▶ **EXTRAIT FOURNI**
Chawki Salhi - La fureur est à son comble! Les visites d'officiels ont systématiquement provoqué des réactions de colère. Bouteflika a attendu trois jours pour oser se montrer et, quand il est arrivé, il s'est fait insulter, jeter des pierres et a provoqué la colère de quelque 200 jeunes qui sont parvenus jusqu'au centre-ville et au palais du gouvernement. Les mots d'ordre témoignaient de la mémoire des révoltes de 1988 et de celle des jeunes kabyles de 2001. De façon générale, cela n'avait rien à voir avec le climat de soumission à la fatalité qui avait suivi le tremblement de terre de 1980. Le recours de Bouteflika à l'argument de l'impuissance humaine devant la volonté divine a plutôt choqué, les réponses étaient claires: "laisse tomber le Bon Dieu", "il a bon dos, le Bon Dieu"... Tout le monde rationalise et cherche des coupables humains.
- La mauvaise gestion des secours n'a pas dû arranger les choses.
Chawki Salhi - La responsabilité du pouvoir est immense dans l'incapacité à secourir, alimenter, abriter les familles sinistrées. La gestion est chaotique. Les dons, venus de partout, n'arrivent pas aux sinistrés: trafiquants laïques et islamistes s'entremettent. Le régime s'en est remis aux anciennes associations islamistes caritatives et à ceux qui se présentaient aux camions... Même la distribution de 1500 logements, offerts presque immédiatement, témoigne de la distance du pouvoir avec le peuple: des milliers de mal-logés (les victimes de précédentes catastrophes n'ont jamais été relogées par le gouvernement) ont envahi les listes et les centres d'hébergement d'urgence. Comme 200 chanceux ont réussi à obtenir des logements, plus personne ne veut rejoindre les centres de transit équipés; ils préfèrent rester pour avoir une chance d'être décemment logés. Tout cela est symptomatique de l'incurie du pouvoir.

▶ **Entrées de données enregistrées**
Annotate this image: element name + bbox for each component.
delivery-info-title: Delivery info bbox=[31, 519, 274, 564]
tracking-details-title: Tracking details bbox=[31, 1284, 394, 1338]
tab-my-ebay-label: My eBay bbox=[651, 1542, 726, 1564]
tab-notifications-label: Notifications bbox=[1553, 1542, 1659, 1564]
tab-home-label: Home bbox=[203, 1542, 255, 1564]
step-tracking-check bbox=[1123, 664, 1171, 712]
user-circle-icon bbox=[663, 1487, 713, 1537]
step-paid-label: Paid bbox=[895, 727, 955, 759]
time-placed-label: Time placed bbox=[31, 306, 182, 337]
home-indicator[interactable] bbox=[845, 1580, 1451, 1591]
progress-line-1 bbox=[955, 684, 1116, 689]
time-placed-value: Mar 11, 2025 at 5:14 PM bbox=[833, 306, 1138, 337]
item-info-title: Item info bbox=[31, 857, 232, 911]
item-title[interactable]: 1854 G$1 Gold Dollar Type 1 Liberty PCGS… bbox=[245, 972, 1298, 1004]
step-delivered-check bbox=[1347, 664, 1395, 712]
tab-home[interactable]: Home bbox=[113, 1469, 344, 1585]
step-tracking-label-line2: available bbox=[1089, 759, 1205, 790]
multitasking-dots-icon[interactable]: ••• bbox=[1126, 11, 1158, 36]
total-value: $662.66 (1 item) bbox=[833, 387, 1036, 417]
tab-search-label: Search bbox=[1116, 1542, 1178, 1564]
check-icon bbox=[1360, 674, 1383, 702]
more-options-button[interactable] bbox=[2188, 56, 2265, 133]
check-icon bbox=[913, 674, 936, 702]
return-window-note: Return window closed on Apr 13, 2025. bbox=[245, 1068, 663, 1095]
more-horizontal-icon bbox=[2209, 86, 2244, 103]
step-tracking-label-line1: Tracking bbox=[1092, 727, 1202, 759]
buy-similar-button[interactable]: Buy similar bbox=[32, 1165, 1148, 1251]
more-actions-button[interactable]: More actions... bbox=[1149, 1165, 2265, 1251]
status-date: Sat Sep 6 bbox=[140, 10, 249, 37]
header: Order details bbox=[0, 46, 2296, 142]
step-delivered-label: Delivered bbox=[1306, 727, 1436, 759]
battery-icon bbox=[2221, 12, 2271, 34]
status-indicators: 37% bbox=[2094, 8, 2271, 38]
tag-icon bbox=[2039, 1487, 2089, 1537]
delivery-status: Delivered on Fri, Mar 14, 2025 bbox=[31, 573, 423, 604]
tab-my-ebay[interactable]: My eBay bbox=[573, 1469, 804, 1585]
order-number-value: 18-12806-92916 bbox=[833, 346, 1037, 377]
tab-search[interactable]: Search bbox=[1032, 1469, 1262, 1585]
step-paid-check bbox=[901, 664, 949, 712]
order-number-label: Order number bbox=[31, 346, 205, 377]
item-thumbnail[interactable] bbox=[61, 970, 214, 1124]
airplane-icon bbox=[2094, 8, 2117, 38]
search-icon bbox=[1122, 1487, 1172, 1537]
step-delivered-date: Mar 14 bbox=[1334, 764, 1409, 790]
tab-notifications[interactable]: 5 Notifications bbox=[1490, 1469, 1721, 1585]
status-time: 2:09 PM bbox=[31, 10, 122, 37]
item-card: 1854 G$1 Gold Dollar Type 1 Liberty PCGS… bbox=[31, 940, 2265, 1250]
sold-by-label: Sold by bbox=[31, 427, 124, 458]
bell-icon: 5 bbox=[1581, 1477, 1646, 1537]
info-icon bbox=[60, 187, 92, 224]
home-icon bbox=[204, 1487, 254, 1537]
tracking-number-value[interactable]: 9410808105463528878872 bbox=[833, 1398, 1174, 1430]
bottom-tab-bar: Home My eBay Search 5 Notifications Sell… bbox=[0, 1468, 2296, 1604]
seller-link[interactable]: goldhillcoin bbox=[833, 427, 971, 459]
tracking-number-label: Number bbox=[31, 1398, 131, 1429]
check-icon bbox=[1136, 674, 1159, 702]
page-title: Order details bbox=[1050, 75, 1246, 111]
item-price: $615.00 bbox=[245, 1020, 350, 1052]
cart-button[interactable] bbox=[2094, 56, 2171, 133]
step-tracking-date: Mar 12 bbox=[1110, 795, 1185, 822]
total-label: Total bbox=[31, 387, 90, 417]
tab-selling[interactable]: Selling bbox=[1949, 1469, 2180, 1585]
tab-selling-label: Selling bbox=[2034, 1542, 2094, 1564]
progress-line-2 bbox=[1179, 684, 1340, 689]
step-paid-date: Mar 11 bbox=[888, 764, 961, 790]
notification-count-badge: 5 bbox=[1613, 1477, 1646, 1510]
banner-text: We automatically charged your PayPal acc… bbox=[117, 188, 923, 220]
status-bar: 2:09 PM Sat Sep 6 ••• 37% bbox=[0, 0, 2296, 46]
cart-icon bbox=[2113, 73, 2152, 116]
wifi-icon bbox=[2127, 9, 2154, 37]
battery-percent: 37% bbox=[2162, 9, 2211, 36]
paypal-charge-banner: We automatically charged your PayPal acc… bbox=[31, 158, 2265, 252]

▶ **CONSIGNE**
Rédigez la suite de l'extrait, un entretien avec Chawki Salhi sur la colère des sinistrés, en partant de sa dernière phrase. Ce matériau n'a aucun lien avec l'extrait.

▶ **VOTRE RÉPONSE**
- On avait l'impression d'une grande solidarité...
Chawki Salhi - Au sein de la population, certainement! Il y a eu un magnifique élan dans les premières heures, alors que le pouvoir ne réalisait pas l'ampleur du drame. Le dévouement a été massif pour sauver, déterrer les corps ensevelis, repêcher ceux que la mer rejetait contre les rochers de Bab El-Oued.
C'est au bulletin de télévision de 20 heures que le reste de la ville et du pays a appris la catastrophe; les officiels, eux, ont eu l'air de s'en apercevoir au bout de 24 heures. Des torrents de boue sont venus de tous les flancs déboisés par l'urbanisation sauvage, qui a commencé au temps de la colonisation. Bab El-Oued s'est développé depuis l'Algérie française au débouché d'un réseau fluvial. Une construction sauvage considérable a eu lieu depuis l'indépendance sur des flancs de montagne inconstructibles. Le FIS a contribué pour sa part au drame actuel en autorisant, pendant les deux années de sa gestion municipale, ces constructions.
- On parle également de canalisations bouchées...
Chawki Salhi - Les canaux ont-ils été bouchés depuis la fameuse chasse aux islamistes en 1997-1998? La population le dit. La presse reprend l'information, les officiels s'en défendent. En tout état de cause, ce canal n'aurait pas évité le drame: c'est une coulée de boue qui a dévalé vers la mer, ensevelissant des bâtiments entiers. Et de toute manière, le mauvais état du réseau d'égoûts d'Alger a été régulièrement dénoncé: en 2001, le budget exceptionnellement alloué à la réfection des canalisations s'élevait à 511 millions de dinars algériens; à titre de comparaison, l'organisation du Festival de la jeunesse en pleine révolte kabyle était estimée à 800 millions.
La responsabilité nous semble d'abord relever de l'urbanisation anarchique que toutes les gestions capitalistes partagent, depuis les colons, et dans le déboisement massif pour cause de chasse aux groupes islamistes armés. Mais rappelons que la catastrophe qui a traversé à Alger un quartier populaire qui n'aurait pas dû se trouver là, Bab El-Oued, a dévasté de nombreuses routes, ponts, etc., ailleurs! Cela s'est cumulé avec la crue centenaire, qui est une part de l'explication: on parle de 500000 m3 cubes d'eau arrivant dans une impasse.